## EXERCISE REQUIREMENTS
Comb through the entries for "title" and pull out each line that holds it.

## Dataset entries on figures
════════

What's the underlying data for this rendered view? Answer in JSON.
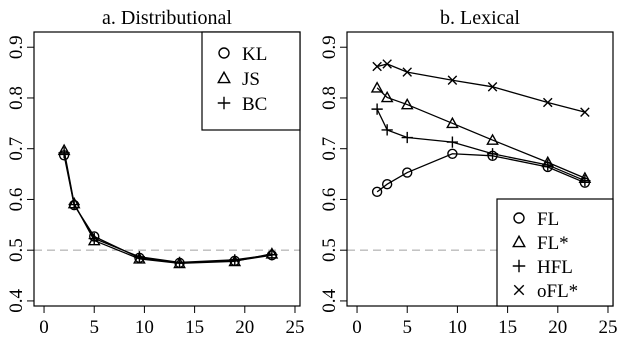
{
  "chart_data": [
    {
      "type": "line",
      "title": "a. Distributional",
      "xlabel": "",
      "ylabel": "",
      "xlim": [
        -1,
        25.5
      ],
      "ylim": [
        0.39,
        0.93
      ],
      "x_ticks": [
        0,
        5,
        10,
        15,
        20,
        25
      ],
      "y_ticks": [
        0.4,
        0.5,
        0.6,
        0.7,
        0.8,
        0.9
      ],
      "reference_line": {
        "y": 0.5,
        "style": "dashed",
        "color": "#bbbbbb"
      },
      "legend_position": "top-right",
      "series": [
        {
          "name": "KL",
          "marker": "circle",
          "x": [
            2,
            3,
            5,
            9.5,
            13.5,
            19,
            22.7
          ],
          "y": [
            0.687,
            0.589,
            0.527,
            0.485,
            0.475,
            0.479,
            0.49
          ]
        },
        {
          "name": "JS",
          "marker": "triangle",
          "x": [
            2,
            3,
            5,
            9.5,
            13.5,
            19,
            22.7
          ],
          "y": [
            0.697,
            0.592,
            0.519,
            0.483,
            0.474,
            0.478,
            0.493
          ]
        },
        {
          "name": "BC",
          "marker": "plus",
          "x": [
            2,
            3,
            5,
            9.5,
            13.5,
            19,
            22.7
          ],
          "y": [
            0.692,
            0.59,
            0.523,
            0.487,
            0.476,
            0.481,
            0.491
          ]
        }
      ]
    },
    {
      "type": "line",
      "title": "b. Lexical",
      "xlabel": "",
      "ylabel": "",
      "xlim": [
        -1,
        25.5
      ],
      "ylim": [
        0.39,
        0.93
      ],
      "x_ticks": [
        0,
        5,
        10,
        15,
        20,
        25
      ],
      "y_ticks": [
        0.4,
        0.5,
        0.6,
        0.7,
        0.8,
        0.9
      ],
      "reference_line": {
        "y": 0.5,
        "style": "dashed",
        "color": "#bbbbbb"
      },
      "legend_position": "bottom-right",
      "series": [
        {
          "name": "FL",
          "marker": "circle",
          "x": [
            2,
            3,
            5,
            9.5,
            13.5,
            19,
            22.7
          ],
          "y": [
            0.615,
            0.63,
            0.653,
            0.69,
            0.686,
            0.664,
            0.633
          ]
        },
        {
          "name": "FL*",
          "marker": "triangle",
          "x": [
            2,
            3,
            5,
            9.5,
            13.5,
            19,
            22.7
          ],
          "y": [
            0.82,
            0.801,
            0.787,
            0.75,
            0.717,
            0.673,
            0.642
          ]
        },
        {
          "name": "HFL",
          "marker": "plus",
          "x": [
            2,
            3,
            5,
            9.5,
            13.5,
            19,
            22.7
          ],
          "y": [
            0.778,
            0.737,
            0.722,
            0.713,
            0.69,
            0.668,
            0.637
          ]
        },
        {
          "name": "oFL*",
          "marker": "cross",
          "x": [
            2,
            3,
            5,
            9.5,
            13.5,
            19,
            22.7
          ],
          "y": [
            0.862,
            0.867,
            0.851,
            0.835,
            0.822,
            0.791,
            0.772
          ]
        }
      ]
    }
  ]
}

════════

## OUTPUT BELOW
      "title": "a. Distributional",
      "title": "b. Lexical",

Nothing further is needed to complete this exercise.